Stored data -
☆ ☆ ☆ ☆ ☆

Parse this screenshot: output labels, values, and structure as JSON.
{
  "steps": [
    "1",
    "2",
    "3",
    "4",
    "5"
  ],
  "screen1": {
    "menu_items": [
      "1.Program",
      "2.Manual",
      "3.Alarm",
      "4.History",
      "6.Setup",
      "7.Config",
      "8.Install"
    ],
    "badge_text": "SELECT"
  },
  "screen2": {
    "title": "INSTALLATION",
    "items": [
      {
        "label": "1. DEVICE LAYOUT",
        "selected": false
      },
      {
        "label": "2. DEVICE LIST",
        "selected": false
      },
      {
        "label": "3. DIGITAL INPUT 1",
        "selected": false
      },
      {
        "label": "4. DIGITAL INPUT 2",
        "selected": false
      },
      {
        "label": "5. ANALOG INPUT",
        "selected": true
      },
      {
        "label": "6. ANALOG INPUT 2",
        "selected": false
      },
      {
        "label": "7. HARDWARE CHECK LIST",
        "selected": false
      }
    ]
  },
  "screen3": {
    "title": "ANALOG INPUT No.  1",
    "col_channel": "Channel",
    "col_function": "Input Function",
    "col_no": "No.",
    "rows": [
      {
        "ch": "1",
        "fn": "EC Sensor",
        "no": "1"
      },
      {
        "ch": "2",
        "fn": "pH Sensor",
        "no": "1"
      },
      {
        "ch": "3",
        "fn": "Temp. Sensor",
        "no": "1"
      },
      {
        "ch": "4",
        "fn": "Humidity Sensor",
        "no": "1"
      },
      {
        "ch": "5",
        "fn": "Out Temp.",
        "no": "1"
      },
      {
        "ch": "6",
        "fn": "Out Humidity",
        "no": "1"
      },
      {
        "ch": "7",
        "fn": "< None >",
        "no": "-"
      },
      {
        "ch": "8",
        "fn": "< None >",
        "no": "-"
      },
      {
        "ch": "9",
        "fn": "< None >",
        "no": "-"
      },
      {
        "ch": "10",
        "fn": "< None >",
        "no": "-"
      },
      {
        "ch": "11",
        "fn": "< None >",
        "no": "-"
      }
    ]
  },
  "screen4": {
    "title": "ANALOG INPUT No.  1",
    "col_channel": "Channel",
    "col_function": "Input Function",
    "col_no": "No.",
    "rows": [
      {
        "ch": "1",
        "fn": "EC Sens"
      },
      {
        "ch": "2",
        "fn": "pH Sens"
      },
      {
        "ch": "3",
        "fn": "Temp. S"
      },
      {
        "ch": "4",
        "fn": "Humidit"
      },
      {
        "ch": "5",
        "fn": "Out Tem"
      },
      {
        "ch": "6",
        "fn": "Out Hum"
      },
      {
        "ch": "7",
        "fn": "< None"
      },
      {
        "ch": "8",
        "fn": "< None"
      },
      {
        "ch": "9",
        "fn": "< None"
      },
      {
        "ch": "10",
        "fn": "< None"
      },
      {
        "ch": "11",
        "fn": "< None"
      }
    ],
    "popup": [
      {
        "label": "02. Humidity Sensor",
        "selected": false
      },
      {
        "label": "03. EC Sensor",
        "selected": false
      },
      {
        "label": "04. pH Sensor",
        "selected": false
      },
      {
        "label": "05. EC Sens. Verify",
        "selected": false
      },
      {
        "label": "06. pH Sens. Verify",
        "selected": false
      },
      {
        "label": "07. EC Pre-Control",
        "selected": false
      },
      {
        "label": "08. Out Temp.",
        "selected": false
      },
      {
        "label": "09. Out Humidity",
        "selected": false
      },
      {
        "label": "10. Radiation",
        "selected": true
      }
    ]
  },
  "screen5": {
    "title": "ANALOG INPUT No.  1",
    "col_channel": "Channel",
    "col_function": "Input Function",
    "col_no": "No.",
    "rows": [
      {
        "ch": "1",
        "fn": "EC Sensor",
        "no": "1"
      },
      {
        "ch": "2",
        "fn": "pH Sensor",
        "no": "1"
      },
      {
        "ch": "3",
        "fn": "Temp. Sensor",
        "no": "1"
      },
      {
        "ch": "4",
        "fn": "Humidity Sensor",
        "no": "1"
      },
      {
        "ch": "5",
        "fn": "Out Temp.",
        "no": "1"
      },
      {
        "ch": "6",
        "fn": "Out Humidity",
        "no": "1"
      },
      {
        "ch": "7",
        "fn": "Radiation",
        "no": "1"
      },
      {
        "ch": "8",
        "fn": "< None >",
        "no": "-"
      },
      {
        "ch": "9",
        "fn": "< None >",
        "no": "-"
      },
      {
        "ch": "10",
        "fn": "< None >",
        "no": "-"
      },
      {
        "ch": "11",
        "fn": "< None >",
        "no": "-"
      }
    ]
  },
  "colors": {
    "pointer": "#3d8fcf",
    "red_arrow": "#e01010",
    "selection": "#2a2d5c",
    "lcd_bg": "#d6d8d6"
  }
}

☆ ☆ ☆ ☆ ☆

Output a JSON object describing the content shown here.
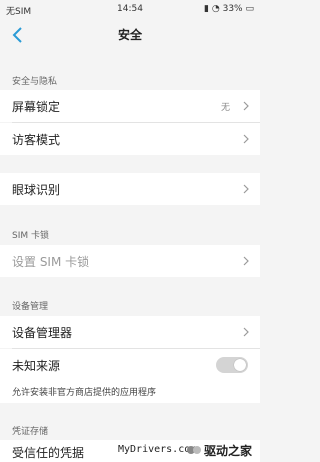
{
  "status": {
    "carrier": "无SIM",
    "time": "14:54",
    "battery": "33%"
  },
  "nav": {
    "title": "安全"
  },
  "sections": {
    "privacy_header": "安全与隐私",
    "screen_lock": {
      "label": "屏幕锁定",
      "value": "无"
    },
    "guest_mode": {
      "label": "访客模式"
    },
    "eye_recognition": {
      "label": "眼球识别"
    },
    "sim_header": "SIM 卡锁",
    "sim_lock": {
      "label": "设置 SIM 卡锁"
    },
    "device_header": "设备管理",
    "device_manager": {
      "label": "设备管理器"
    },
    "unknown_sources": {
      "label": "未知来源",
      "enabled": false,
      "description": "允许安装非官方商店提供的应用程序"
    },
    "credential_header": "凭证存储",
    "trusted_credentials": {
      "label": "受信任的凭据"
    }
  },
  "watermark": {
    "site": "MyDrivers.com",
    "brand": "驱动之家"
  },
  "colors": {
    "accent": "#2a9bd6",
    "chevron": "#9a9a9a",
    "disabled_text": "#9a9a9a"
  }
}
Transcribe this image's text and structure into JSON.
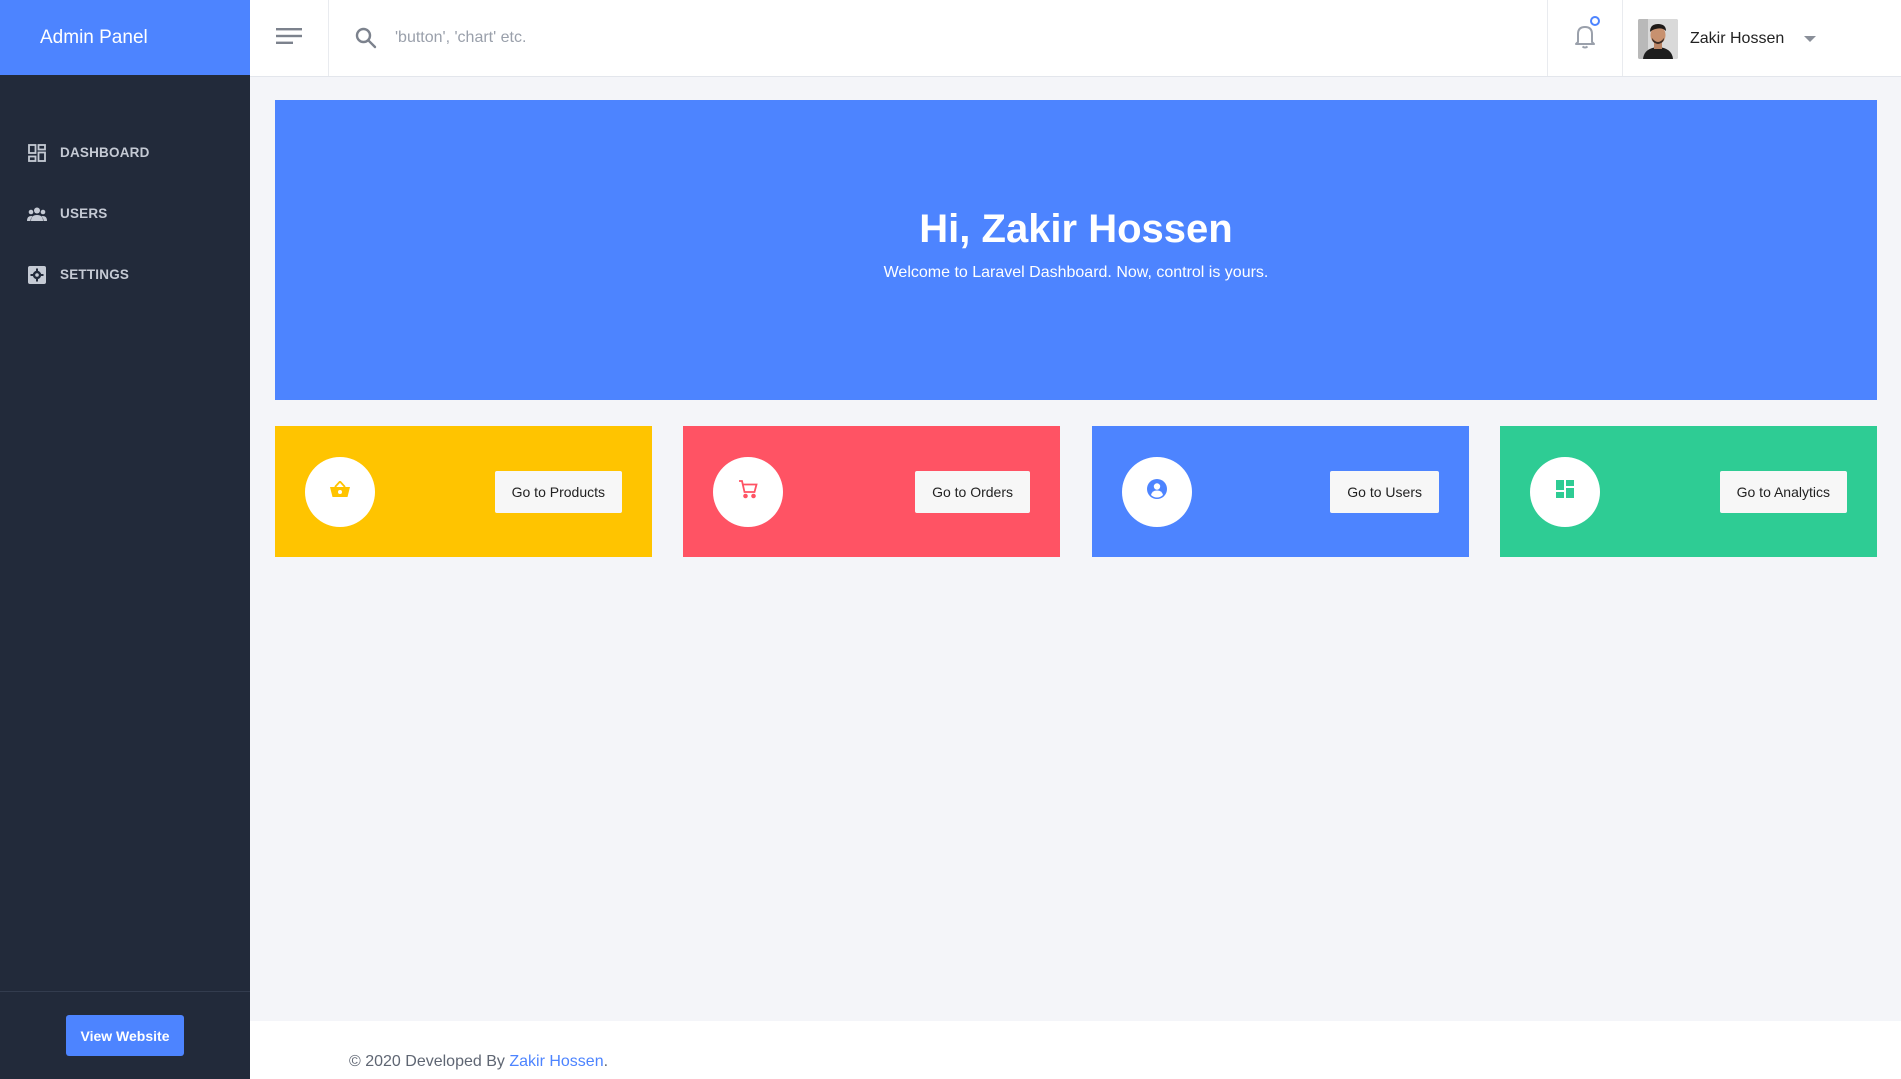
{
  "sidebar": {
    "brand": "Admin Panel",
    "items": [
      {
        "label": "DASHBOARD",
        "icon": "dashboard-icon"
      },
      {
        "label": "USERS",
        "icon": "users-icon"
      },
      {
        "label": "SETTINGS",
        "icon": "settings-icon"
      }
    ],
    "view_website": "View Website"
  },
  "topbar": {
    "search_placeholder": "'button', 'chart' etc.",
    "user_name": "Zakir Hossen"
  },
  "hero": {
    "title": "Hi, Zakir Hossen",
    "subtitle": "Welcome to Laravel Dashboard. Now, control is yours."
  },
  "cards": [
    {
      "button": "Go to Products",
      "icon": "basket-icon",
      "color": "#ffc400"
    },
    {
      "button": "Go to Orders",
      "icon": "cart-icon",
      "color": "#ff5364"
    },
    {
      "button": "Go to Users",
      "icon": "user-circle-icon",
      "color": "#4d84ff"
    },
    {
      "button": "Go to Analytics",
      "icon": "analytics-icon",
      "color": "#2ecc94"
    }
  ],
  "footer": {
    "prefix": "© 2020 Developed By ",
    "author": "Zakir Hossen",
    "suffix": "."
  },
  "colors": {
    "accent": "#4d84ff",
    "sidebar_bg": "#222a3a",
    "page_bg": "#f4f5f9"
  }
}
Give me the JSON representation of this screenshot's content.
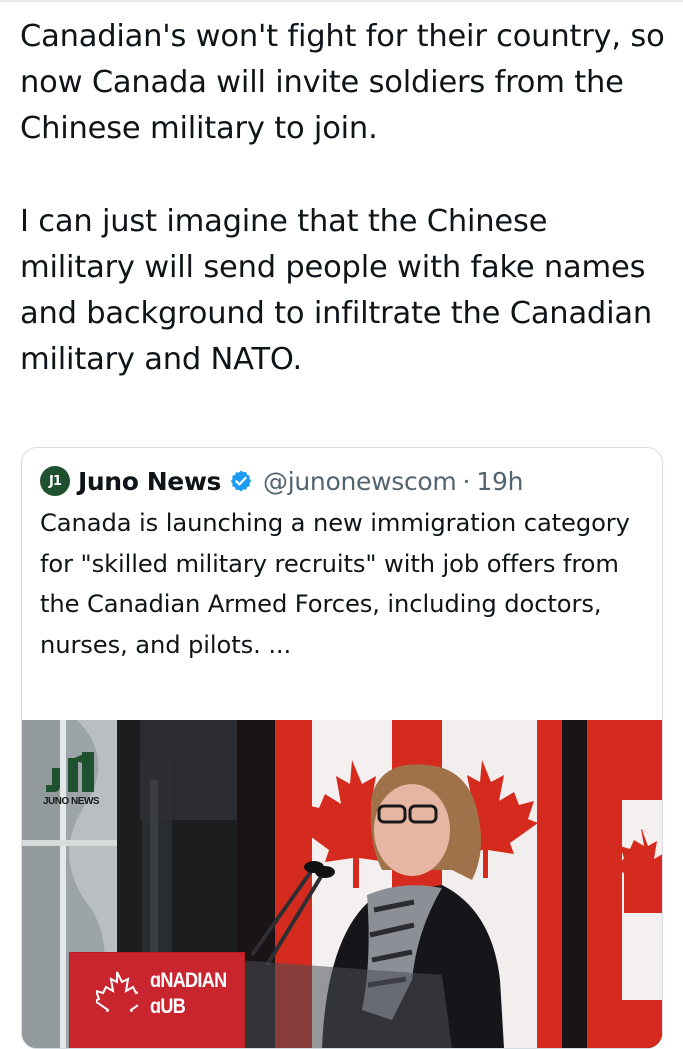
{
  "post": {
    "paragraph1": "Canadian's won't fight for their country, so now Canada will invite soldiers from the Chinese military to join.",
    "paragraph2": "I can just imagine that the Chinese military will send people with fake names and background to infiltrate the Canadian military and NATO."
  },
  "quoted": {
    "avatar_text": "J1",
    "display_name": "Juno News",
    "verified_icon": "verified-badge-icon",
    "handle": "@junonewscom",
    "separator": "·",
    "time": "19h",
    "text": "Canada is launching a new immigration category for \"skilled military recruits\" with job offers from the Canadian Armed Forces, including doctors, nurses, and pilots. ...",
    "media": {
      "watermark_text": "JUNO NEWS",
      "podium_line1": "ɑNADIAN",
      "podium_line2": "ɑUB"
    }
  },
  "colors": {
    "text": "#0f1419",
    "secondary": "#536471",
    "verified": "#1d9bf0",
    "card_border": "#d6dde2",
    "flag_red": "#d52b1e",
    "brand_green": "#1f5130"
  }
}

☆ ☆ ☆ ☆ ☆

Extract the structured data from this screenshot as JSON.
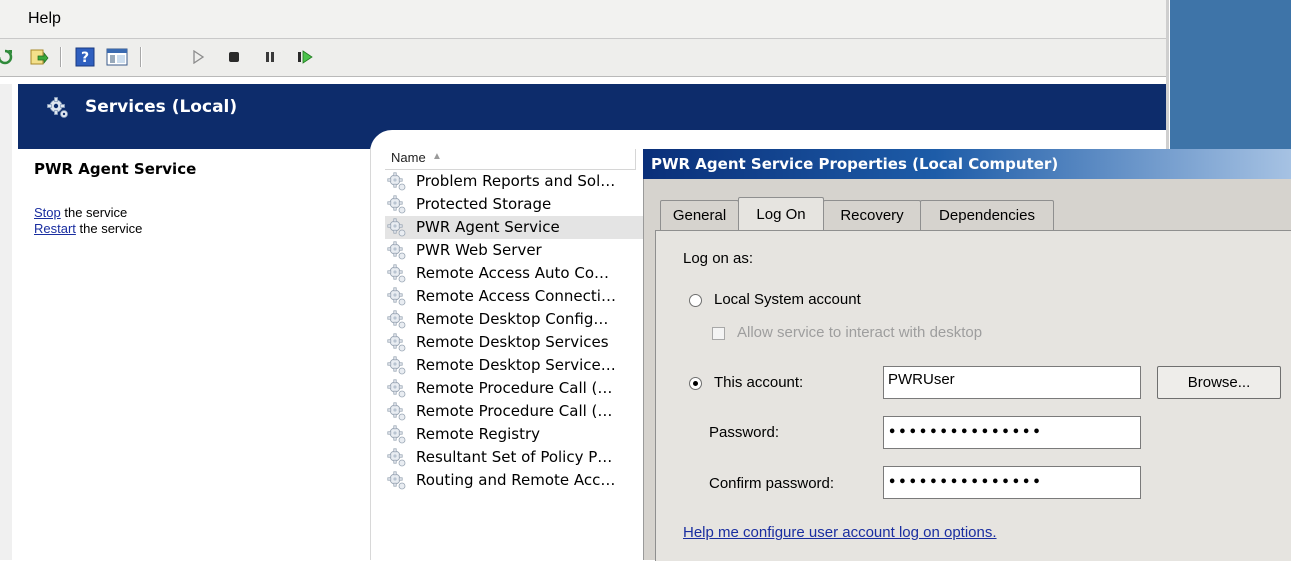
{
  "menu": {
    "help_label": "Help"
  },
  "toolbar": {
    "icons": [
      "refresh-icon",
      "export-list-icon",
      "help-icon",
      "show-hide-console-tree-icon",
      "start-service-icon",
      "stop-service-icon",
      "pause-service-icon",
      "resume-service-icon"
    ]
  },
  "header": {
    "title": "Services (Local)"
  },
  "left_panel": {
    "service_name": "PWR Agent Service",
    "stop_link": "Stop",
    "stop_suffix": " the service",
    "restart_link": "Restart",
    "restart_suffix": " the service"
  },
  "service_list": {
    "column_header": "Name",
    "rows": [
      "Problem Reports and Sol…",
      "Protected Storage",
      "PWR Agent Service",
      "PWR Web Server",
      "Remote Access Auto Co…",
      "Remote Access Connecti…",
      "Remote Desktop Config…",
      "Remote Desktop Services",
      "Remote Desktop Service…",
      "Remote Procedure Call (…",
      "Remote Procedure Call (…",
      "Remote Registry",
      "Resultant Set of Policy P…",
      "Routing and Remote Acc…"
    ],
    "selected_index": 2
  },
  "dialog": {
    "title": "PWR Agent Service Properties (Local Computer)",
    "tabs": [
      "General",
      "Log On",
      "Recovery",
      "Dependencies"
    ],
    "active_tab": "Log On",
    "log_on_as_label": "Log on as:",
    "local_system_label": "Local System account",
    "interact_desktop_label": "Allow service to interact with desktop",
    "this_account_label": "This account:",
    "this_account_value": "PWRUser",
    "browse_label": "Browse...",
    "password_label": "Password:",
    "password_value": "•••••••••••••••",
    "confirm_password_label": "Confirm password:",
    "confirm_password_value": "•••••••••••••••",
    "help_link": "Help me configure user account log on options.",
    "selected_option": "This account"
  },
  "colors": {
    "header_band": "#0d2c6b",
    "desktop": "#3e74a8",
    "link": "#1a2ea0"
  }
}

☆ ☆ ☆ ☆ ☆

PROBLEM STATEMENT -
Look through the records and gather every line containing "button".

THE OUTPUT -
    "search_placeholder": "'button', 'chart' etc.",
      "button": "Go to Products",
      "button": "Go to Orders",
      "button": "Go to Users",
      "button": "Go to Analytics",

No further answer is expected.